Find "OCR this image." in the material below, then copy that line and every subsequent line to the end, exactly.

— begin —

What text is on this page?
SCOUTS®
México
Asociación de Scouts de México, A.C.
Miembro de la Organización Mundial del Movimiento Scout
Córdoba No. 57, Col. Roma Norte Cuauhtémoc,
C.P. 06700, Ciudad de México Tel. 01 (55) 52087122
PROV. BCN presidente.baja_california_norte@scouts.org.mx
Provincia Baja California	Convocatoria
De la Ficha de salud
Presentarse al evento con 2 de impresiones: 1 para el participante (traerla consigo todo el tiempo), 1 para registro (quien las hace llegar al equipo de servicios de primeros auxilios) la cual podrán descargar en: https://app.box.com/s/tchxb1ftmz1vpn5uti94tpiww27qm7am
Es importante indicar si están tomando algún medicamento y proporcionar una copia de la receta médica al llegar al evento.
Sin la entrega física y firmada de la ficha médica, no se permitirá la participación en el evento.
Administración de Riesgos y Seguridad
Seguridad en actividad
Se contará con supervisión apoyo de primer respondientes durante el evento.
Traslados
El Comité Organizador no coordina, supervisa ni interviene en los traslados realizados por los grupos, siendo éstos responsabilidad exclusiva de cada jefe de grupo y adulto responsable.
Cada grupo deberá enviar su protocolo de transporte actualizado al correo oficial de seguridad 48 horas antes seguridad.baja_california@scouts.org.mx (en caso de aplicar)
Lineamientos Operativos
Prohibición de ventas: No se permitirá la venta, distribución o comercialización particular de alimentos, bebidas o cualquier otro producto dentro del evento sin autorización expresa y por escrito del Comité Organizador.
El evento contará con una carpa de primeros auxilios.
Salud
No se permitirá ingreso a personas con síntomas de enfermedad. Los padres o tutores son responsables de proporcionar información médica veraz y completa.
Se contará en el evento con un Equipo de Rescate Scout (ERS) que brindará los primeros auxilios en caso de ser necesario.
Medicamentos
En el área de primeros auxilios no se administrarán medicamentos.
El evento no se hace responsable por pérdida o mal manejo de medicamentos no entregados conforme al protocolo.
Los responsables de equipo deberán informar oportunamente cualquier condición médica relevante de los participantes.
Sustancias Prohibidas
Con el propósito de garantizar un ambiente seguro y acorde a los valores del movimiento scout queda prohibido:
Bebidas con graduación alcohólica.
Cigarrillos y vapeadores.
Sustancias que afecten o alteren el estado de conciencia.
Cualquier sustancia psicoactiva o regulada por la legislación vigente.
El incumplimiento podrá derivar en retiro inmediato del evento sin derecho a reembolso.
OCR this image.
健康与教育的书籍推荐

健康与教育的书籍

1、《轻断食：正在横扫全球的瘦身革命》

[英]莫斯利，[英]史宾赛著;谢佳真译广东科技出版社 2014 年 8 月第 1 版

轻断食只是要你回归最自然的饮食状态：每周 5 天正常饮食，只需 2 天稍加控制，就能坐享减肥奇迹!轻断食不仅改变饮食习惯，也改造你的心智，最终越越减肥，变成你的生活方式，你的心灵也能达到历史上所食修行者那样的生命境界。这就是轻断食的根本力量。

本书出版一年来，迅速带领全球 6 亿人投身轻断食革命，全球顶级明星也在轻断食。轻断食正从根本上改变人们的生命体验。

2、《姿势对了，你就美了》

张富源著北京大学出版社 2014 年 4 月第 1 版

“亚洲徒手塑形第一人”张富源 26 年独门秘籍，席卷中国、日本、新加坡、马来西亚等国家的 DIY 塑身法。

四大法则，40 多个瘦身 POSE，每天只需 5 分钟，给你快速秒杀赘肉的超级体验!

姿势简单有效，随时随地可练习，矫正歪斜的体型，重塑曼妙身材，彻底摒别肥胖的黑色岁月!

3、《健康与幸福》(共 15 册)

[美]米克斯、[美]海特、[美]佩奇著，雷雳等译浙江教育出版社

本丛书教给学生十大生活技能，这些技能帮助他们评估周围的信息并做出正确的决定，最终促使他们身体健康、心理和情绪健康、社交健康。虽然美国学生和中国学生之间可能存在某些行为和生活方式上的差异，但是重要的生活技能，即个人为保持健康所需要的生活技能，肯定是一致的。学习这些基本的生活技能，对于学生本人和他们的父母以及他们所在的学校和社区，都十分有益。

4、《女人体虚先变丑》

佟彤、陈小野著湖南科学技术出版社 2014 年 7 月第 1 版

— end —

*Full answer:*
OCR this image.
健康与教育的书籍推荐

健康与教育的书籍

1、《轻断食：正在横扫全球的瘦身革命》

[英]莫斯利，[英]史宾赛著;谢佳真译广东科技出版社 2014 年 8 月第 1 版

轻断食只是要你回归最自然的饮食状态：每周 5 天正常饮食，只需 2 天稍加控制，就能坐享减肥奇迹!轻断食不仅改变饮食习惯，也改造你的心智，最终越越减肥，变成你的生活方式，你的心灵也能达到历史上所食修行者那样的生命境界。这就是轻断食的根本力量。

本书出版一年来，迅速带领全球 6 亿人投身轻断食革命，全球顶级明星也在轻断食。轻断食正从根本上改变人们的生命体验。

2、《姿势对了，你就美了》

张富源著北京大学出版社 2014 年 4 月第 1 版

“亚洲徒手塑形第一人”张富源 26 年独门秘籍，席卷中国、日本、新加坡、马来西亚等国家的 DIY 塑身法。

四大法则，40 多个瘦身 POSE，每天只需 5 分钟，给你快速秒杀赘肉的超级体验!

姿势简单有效，随时随地可练习，矫正歪斜的体型，重塑曼妙身材，彻底摒别肥胖的黑色岁月!

3、《健康与幸福》(共 15 册)

[美]米克斯、[美]海特、[美]佩奇著，雷雳等译浙江教育出版社

本丛书教给学生十大生活技能，这些技能帮助他们评估周围的信息并做出正确的决定，最终促使他们身体健康、心理和情绪健康、社交健康。虽然美国学生和中国学生之间可能存在某些行为和生活方式上的差异，但是重要的生活技能，即个人为保持健康所需要的生活技能，肯定是一致的。学习这些基本的生活技能，对于学生本人和他们的父母以及他们所在的学校和社区，都十分有益。

4、《女人体虚先变丑》

佟彤、陈小野著湖南科学技术出版社 2014 年 7 月第 1 版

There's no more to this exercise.